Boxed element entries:
_____

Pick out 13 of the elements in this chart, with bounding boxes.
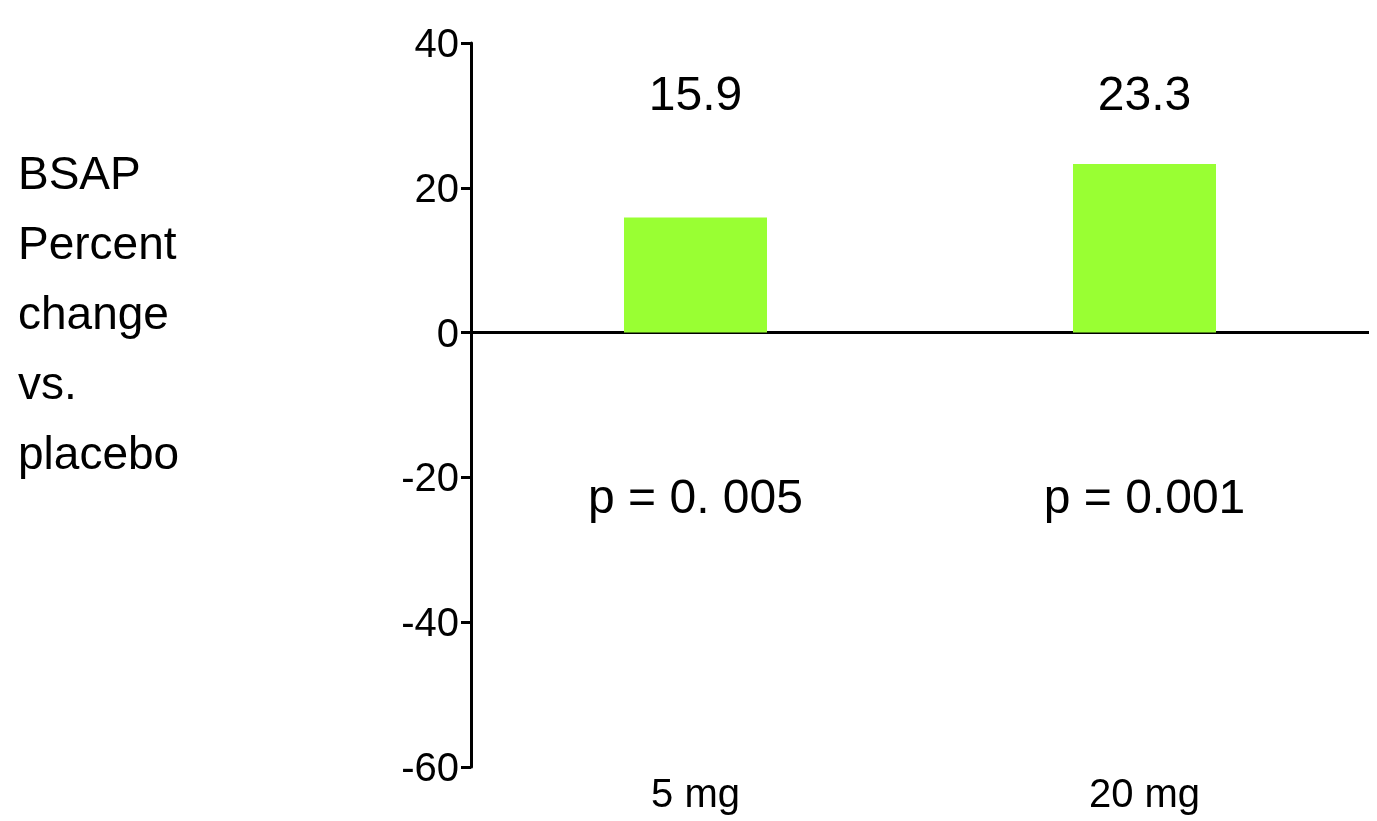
y-tick-label: -60 [401,745,459,789]
data-label: 23.3 [1097,66,1192,120]
y-tick-label: -40 [401,600,459,645]
y-tick-label: 40 [414,21,459,65]
y-axis-title: BSAP Percent change vs. placebo [18,147,180,479]
x-tick-label: 5 mg [651,771,740,815]
x-tick-label: 20 mg [1088,771,1201,815]
y-tick-label: 0 [436,310,459,355]
annotation: p = 0. 005 [588,469,803,523]
y-tick-label: 20 [414,165,459,210]
data-label: 15.9 [648,66,743,120]
annotation: p = 0.001 [1043,469,1246,523]
y-tick-label: -20 [401,455,459,500]
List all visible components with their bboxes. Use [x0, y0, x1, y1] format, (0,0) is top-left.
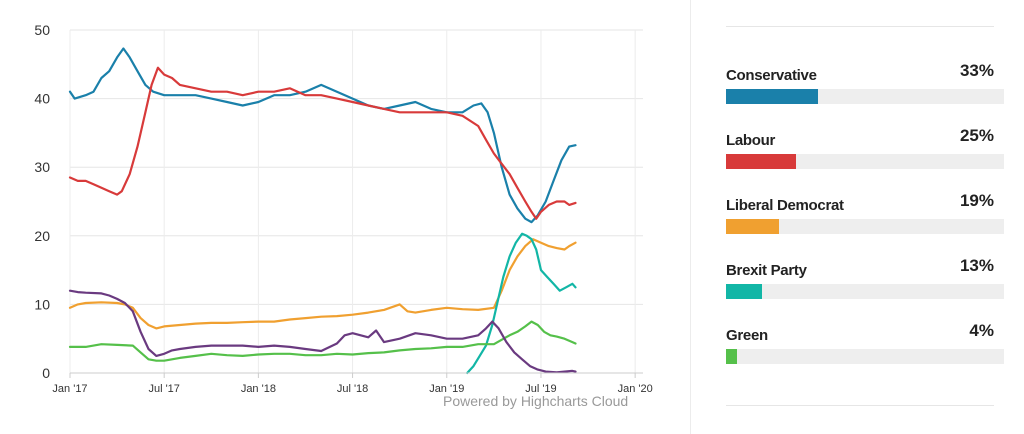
party-percent: 19%: [959, 191, 994, 210]
y-tick-label: 10: [34, 296, 50, 312]
percent-bar-fill: [726, 349, 737, 364]
series-layer: [68, 47, 577, 375]
party-name: Labour: [726, 132, 776, 149]
axis-layer: 0 10 20 30 40 50 Jan '17 Jul '17 Jan '18 Jul '18 J…: [34, 22, 652, 395]
panel-divider: [690, 0, 691, 434]
x-tick-label: Jan '18: [241, 383, 276, 395]
percent-bar-track: [726, 349, 1004, 364]
grid-layer: [69, 29, 643, 374]
highcharts-credits[interactable]: Powered by Highcharts Cloud: [443, 393, 629, 409]
series-line-green[interactable]: [68, 320, 577, 362]
poll-tracker-chart: 0 10 20 30 40 50 Jan '17 Jul '17 Jan '18 Jul '18 J…: [34, 22, 652, 395]
party-percent: 33%: [959, 61, 994, 80]
party-row-labour: Labour 25%: [726, 126, 1004, 182]
party-row-conservative: Conservative 33%: [726, 61, 1004, 117]
x-tick-label: Jan '20: [618, 383, 653, 395]
series-line-labour[interactable]: [68, 66, 577, 220]
percent-bar-fill: [726, 219, 779, 234]
party-name: Green: [726, 327, 768, 344]
y-tick-label: 20: [34, 228, 50, 244]
party-row-green: Green 4%: [726, 321, 1004, 377]
party-percent: 25%: [959, 126, 994, 145]
x-tick-label: Jan '19: [429, 383, 464, 395]
percent-bar-track: [726, 89, 1004, 104]
percent-bar-track: [726, 219, 1004, 234]
party-name: Conservative: [726, 67, 817, 84]
party-name: Liberal Democrat: [726, 197, 844, 214]
percent-bar-fill: [726, 89, 818, 104]
x-tick-label: Jan '17: [52, 383, 87, 395]
summary-panel: Conservative 33% Labour 25% Liberal Democrat…: [691, 0, 1024, 434]
party-percent: 4%: [969, 321, 994, 340]
y-tick-label: 40: [34, 91, 50, 107]
percent-bar-fill: [726, 154, 796, 169]
summary-top-divider: [726, 26, 994, 27]
x-tick-label: Jul '17: [148, 383, 179, 395]
series-line-liberal-democrat[interactable]: [68, 238, 577, 330]
party-row-liberal-democrat: Liberal Democrat 19%: [726, 191, 1004, 247]
percent-bar-track: [726, 154, 1004, 169]
series-line-conservative[interactable]: [68, 47, 577, 224]
series-line-ukip[interactable]: [68, 289, 577, 374]
party-percent: 13%: [959, 256, 994, 275]
x-tick-label: Jul '19: [525, 383, 556, 395]
party-name: Brexit Party: [726, 262, 807, 279]
x-tick-label: Jul '18: [337, 383, 368, 395]
series-line-brexit-party[interactable]: [466, 232, 577, 375]
y-tick-label: 50: [34, 22, 50, 38]
y-tick-label: 30: [34, 159, 50, 175]
party-row-brexit-party: Brexit Party 13%: [726, 256, 1004, 312]
percent-bar-track: [726, 284, 1004, 299]
summary-bottom-divider: [726, 405, 994, 406]
chart-panel: 0 10 20 30 40 50 Jan '17 Jul '17 Jan '18 Jul '18 J…: [34, 22, 653, 409]
percent-bar-fill: [726, 284, 762, 299]
y-tick-label: 0: [42, 365, 50, 381]
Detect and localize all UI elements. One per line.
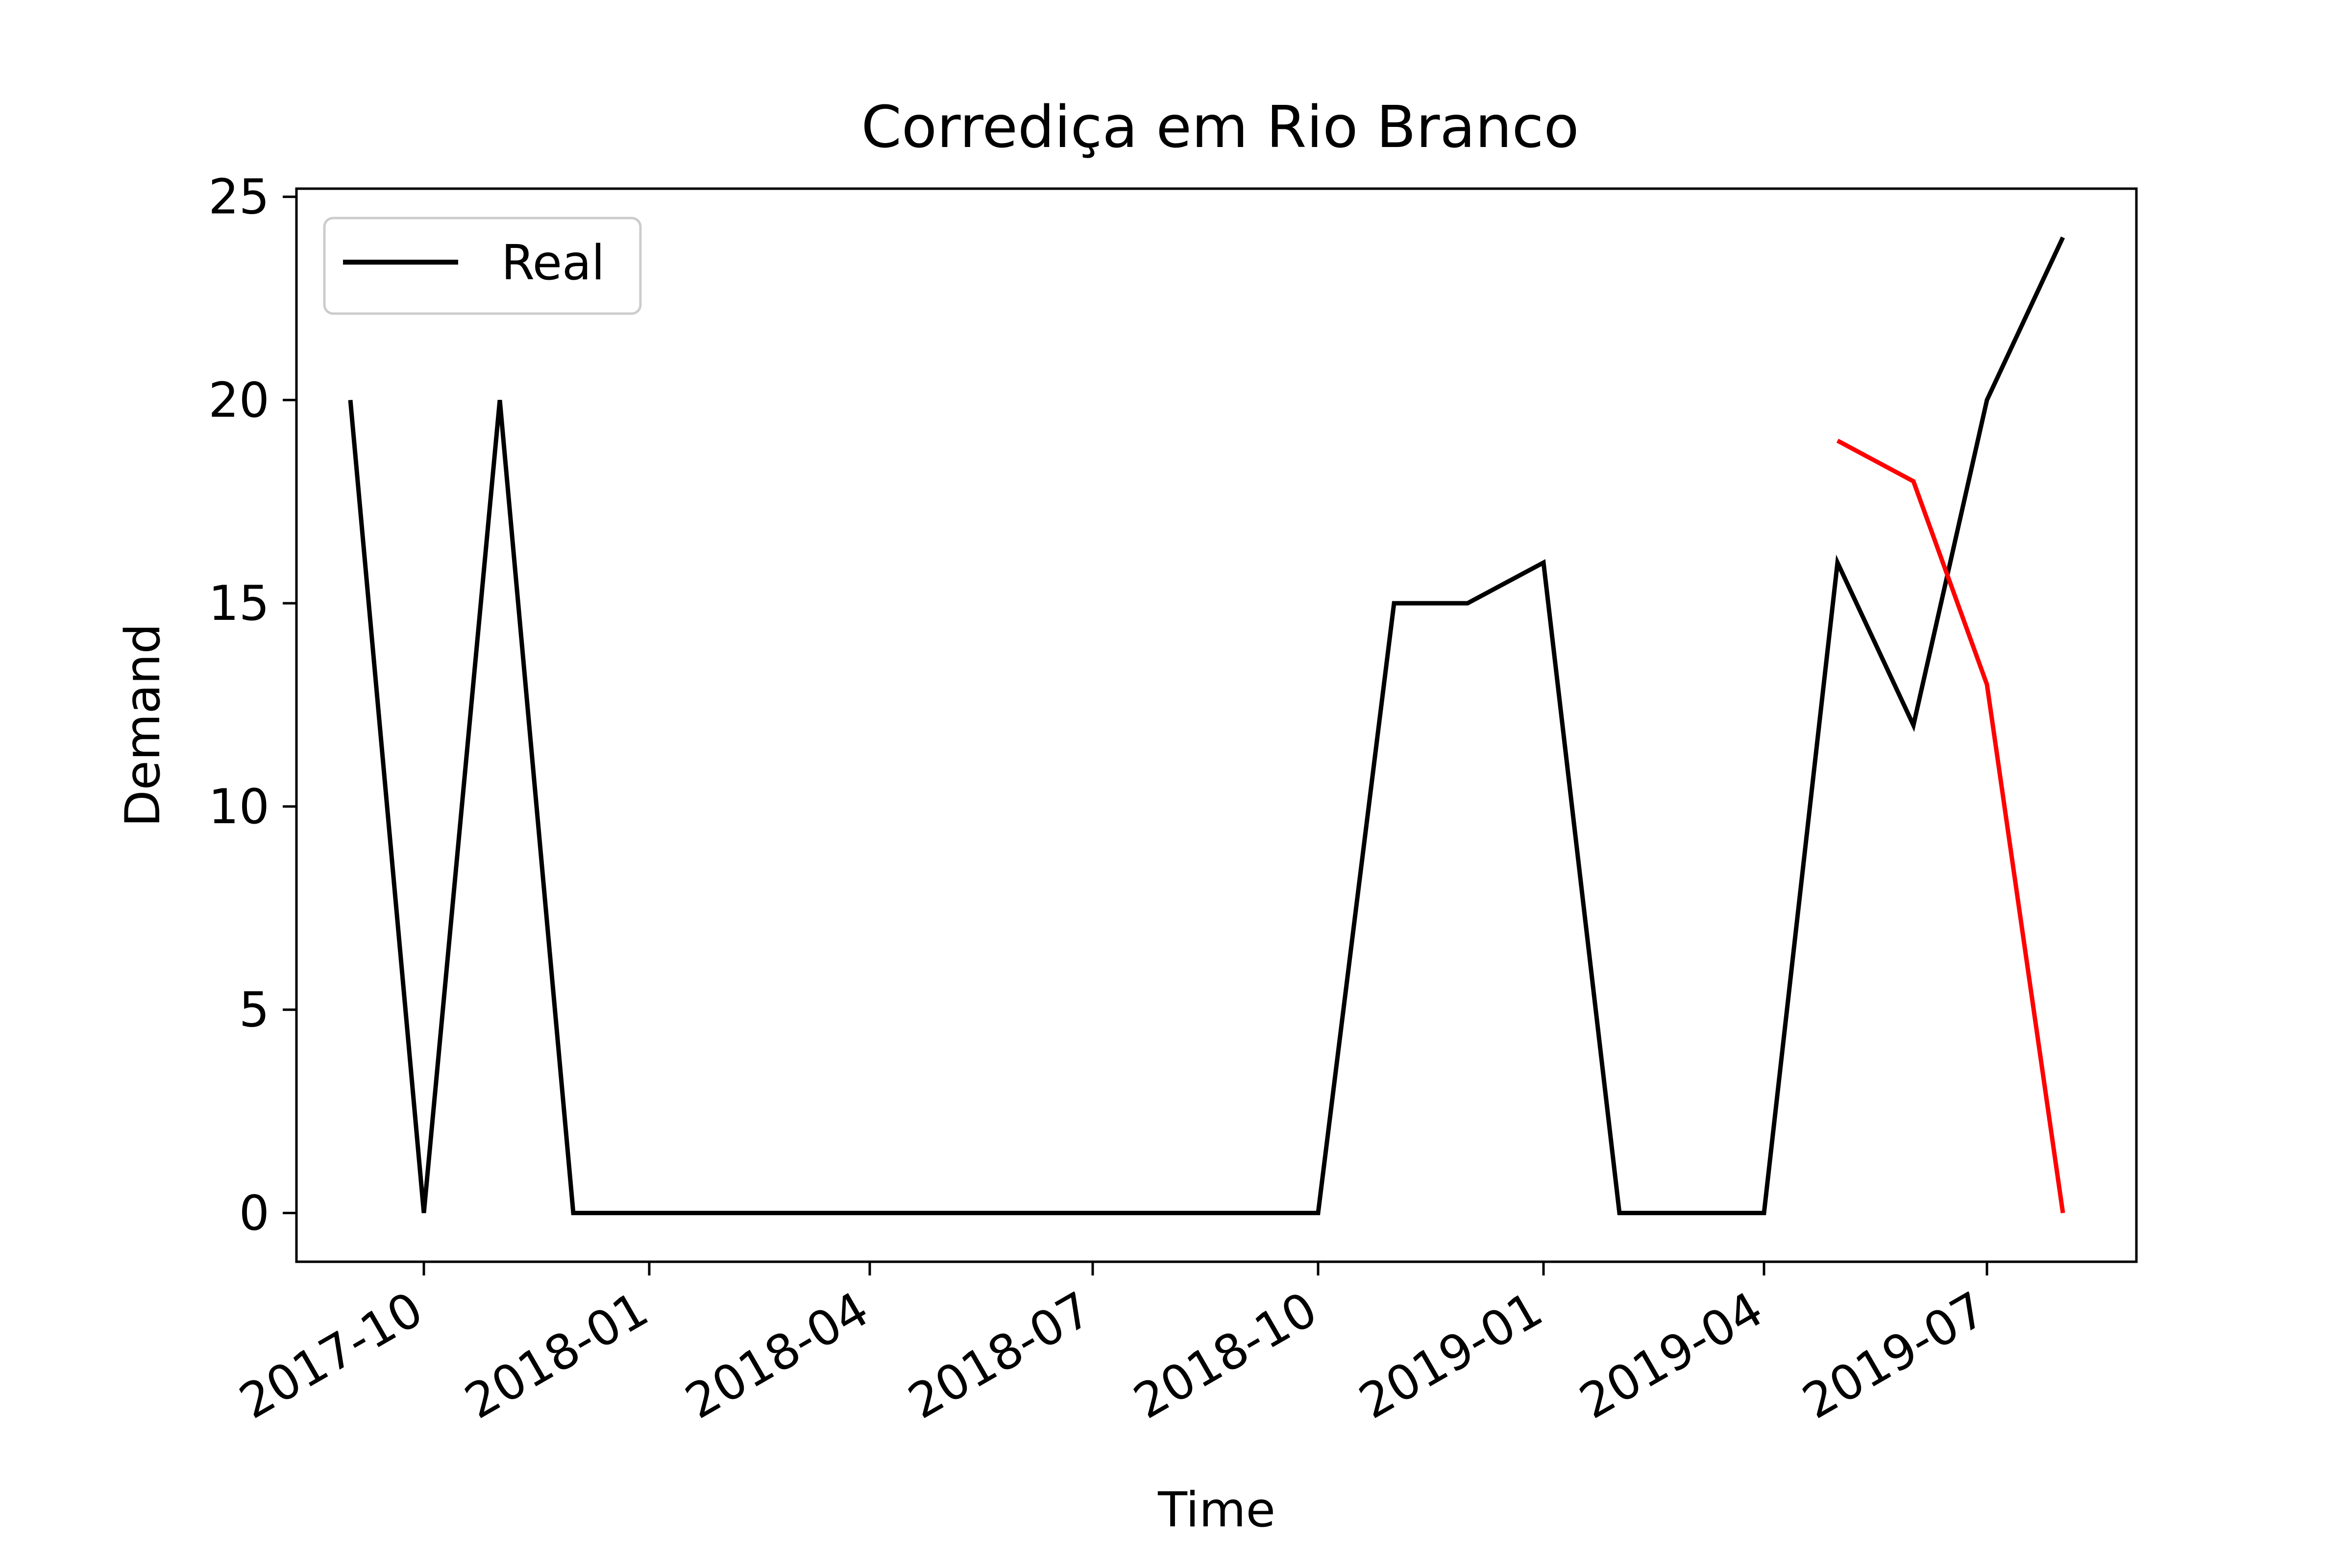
series-line-real	[348, 236, 2065, 1215]
y-axis-label: Demand	[115, 623, 171, 827]
plot-area-frame	[295, 187, 2138, 1263]
y-tick-label-1: 5	[239, 982, 270, 1038]
legend: Real	[323, 217, 642, 315]
series-layer	[348, 236, 2065, 1215]
x-axis-label: Time	[1157, 1482, 1275, 1538]
y-tick-label-0: 0	[239, 1185, 270, 1241]
legend-box	[323, 217, 642, 315]
legend-label-real: Real	[501, 235, 605, 291]
y-tick-label-2: 10	[208, 779, 270, 835]
y-tick-label-4: 20	[208, 372, 270, 428]
series-line-red-1	[1836, 439, 2065, 1214]
y-axis: 0 5 10 15 20 25	[208, 170, 296, 1241]
chart-title: Corrediça em Rio Branco	[861, 93, 1579, 161]
y-tick-label-5: 25	[208, 170, 270, 225]
y-tick-label-3: 15	[208, 576, 270, 632]
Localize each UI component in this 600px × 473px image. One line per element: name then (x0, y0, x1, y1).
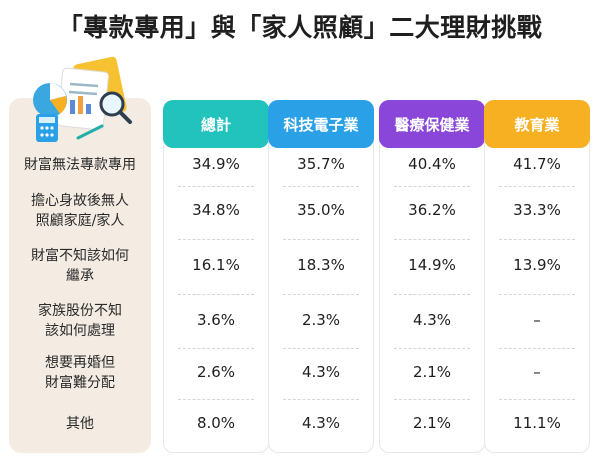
data-cell: 2.1% (412, 363, 452, 381)
data-cell: 41.7% (513, 155, 561, 173)
data-cell: 18.3% (297, 256, 345, 274)
row-divider (499, 186, 575, 187)
pen-icon (76, 124, 104, 140)
row-divider (283, 399, 359, 400)
data-cell: 16.1% (192, 256, 240, 274)
data-cell: 3.6% (196, 311, 236, 329)
financial-documents-illustration (33, 56, 132, 142)
row-label: 其他 (66, 416, 94, 432)
data-cell: 13.9% (513, 256, 561, 274)
data-cell: 35.0% (297, 201, 345, 219)
row-divider (394, 239, 470, 240)
row-label: 財富不知該如何 繼承 (31, 248, 129, 284)
page-title: 「專款專用」與「家人照顧」二大理財挑戰 (57, 13, 543, 42)
row-divider (283, 294, 359, 295)
column-card (484, 100, 590, 453)
row-divider (178, 348, 254, 349)
row-divider (394, 399, 470, 400)
row-divider (394, 348, 470, 349)
row-divider (394, 294, 470, 295)
row-divider (178, 186, 254, 187)
row-label: 財富無法專款專用 (24, 157, 136, 173)
row-divider (283, 186, 359, 187)
row-divider (178, 399, 254, 400)
column-card (268, 100, 374, 453)
magnifier-icon (99, 91, 125, 117)
row-divider (178, 294, 254, 295)
data-cell: 40.4% (408, 155, 456, 173)
data-cell: 4.3% (301, 363, 341, 381)
row-label-panel (9, 98, 151, 453)
data-cell: 34.8% (192, 201, 240, 219)
row-label: 擔心身故後無人 照顧家庭/家人 (31, 193, 129, 229)
row-divider (499, 399, 575, 400)
row-divider (283, 239, 359, 240)
data-cell: 4.3% (412, 311, 452, 329)
data-cell: 2.6% (196, 363, 236, 381)
data-cell: 2.1% (412, 414, 452, 432)
row-divider (499, 239, 575, 240)
data-cell: 34.9% (192, 155, 240, 173)
data-cell: 36.2% (408, 201, 456, 219)
data-cell: 33.3% (513, 201, 561, 219)
row-divider (499, 348, 575, 349)
data-cell: 11.1% (513, 414, 561, 432)
column-header: 教育業 (484, 100, 590, 148)
data-cell: 14.9% (408, 256, 456, 274)
row-divider (499, 294, 575, 295)
row-divider (394, 186, 470, 187)
column-header: 醫療保健業 (379, 100, 485, 148)
data-cell: – (533, 363, 541, 381)
row-divider (178, 239, 254, 240)
column-header: 總計 (163, 100, 269, 148)
data-cell: 2.3% (301, 311, 341, 329)
column-header: 科技電子業 (268, 100, 374, 148)
data-cell: 35.7% (297, 155, 345, 173)
row-divider (283, 348, 359, 349)
column-card (379, 100, 485, 453)
row-label: 想要再婚但 財富難分配 (45, 355, 115, 391)
data-cell: 8.0% (196, 414, 236, 432)
column-card (163, 100, 269, 453)
row-label: 家族股份不知 該如何處理 (38, 303, 122, 339)
data-cell: – (533, 311, 541, 329)
data-cell: 4.3% (301, 414, 341, 432)
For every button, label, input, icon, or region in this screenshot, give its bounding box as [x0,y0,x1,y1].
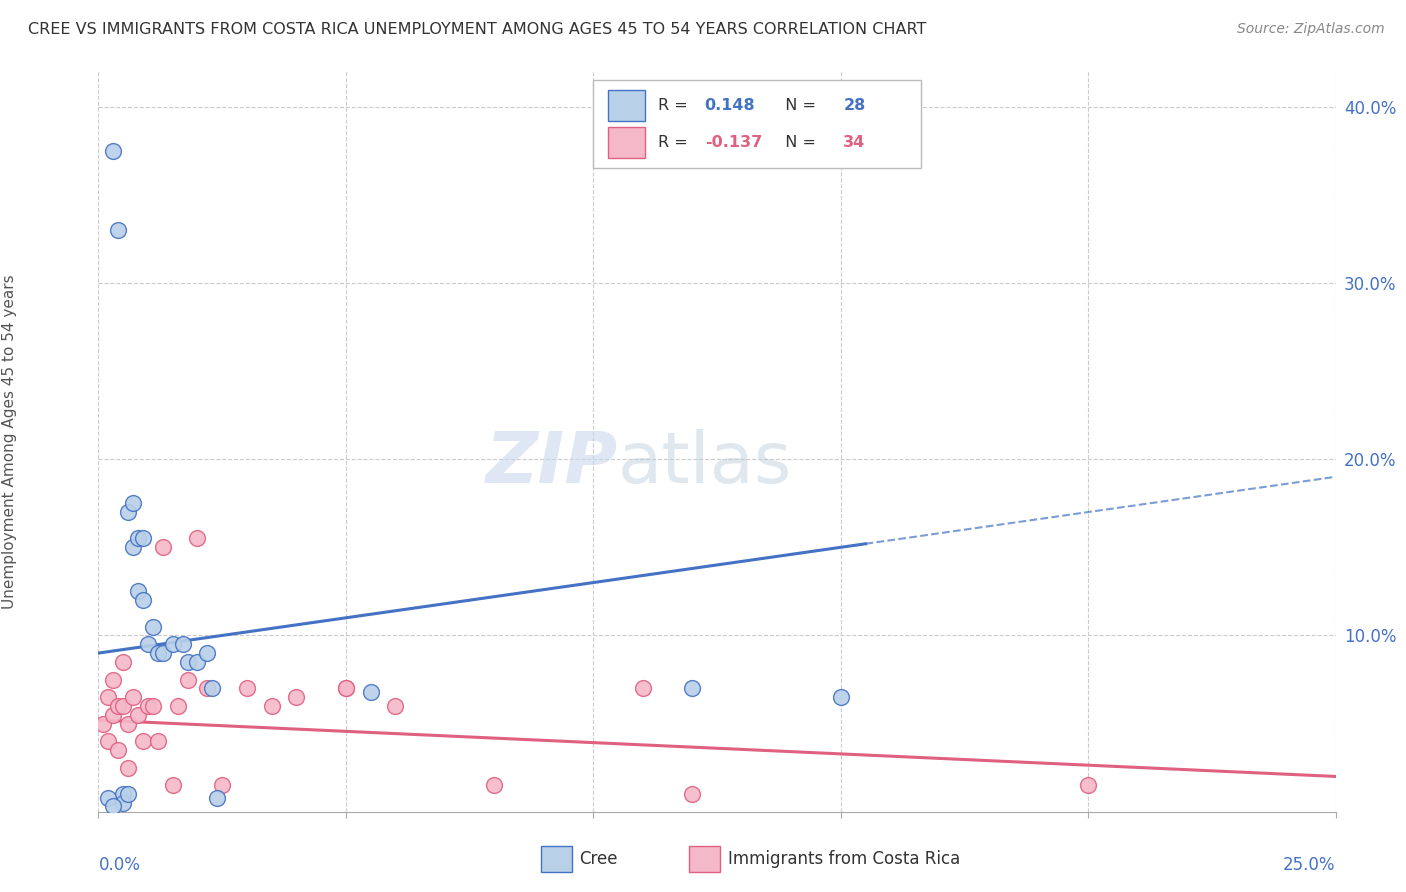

_____

WHAT TO WORK ON:
Output the lines from the line with "y-tick-label: -60 [401,745,459,789]" to the line with "List all visible", both included, exactly as they stand in the records above.

CORRECT RESULT:
y-tick-label: -60 [401,745,459,789]
data-label: 23.3 [1097,66,1192,120]
y-tick-label: -40 [401,600,459,645]
y-tick-label: 40 [414,21,459,65]
y-axis-title: BSAP Percent change vs. placebo [18,147,180,479]
x-tick-label: 5 mg [651,771,740,815]
x-tick-label: 20 mg [1088,771,1201,815]
y-tick-label: 0 [436,310,459,355]
annotation: p = 0. 005 [588,469,803,523]
y-tick-label: 20 [414,165,459,210]
data-label: 15.9 [648,66,743,120]
annotation: p = 0.001 [1043,469,1246,523]
y-tick-label: -20 [401,455,459,500]
List all visible components with their bboxes. Use [x0, y0, x1, y1] format, (0,0) is top-left.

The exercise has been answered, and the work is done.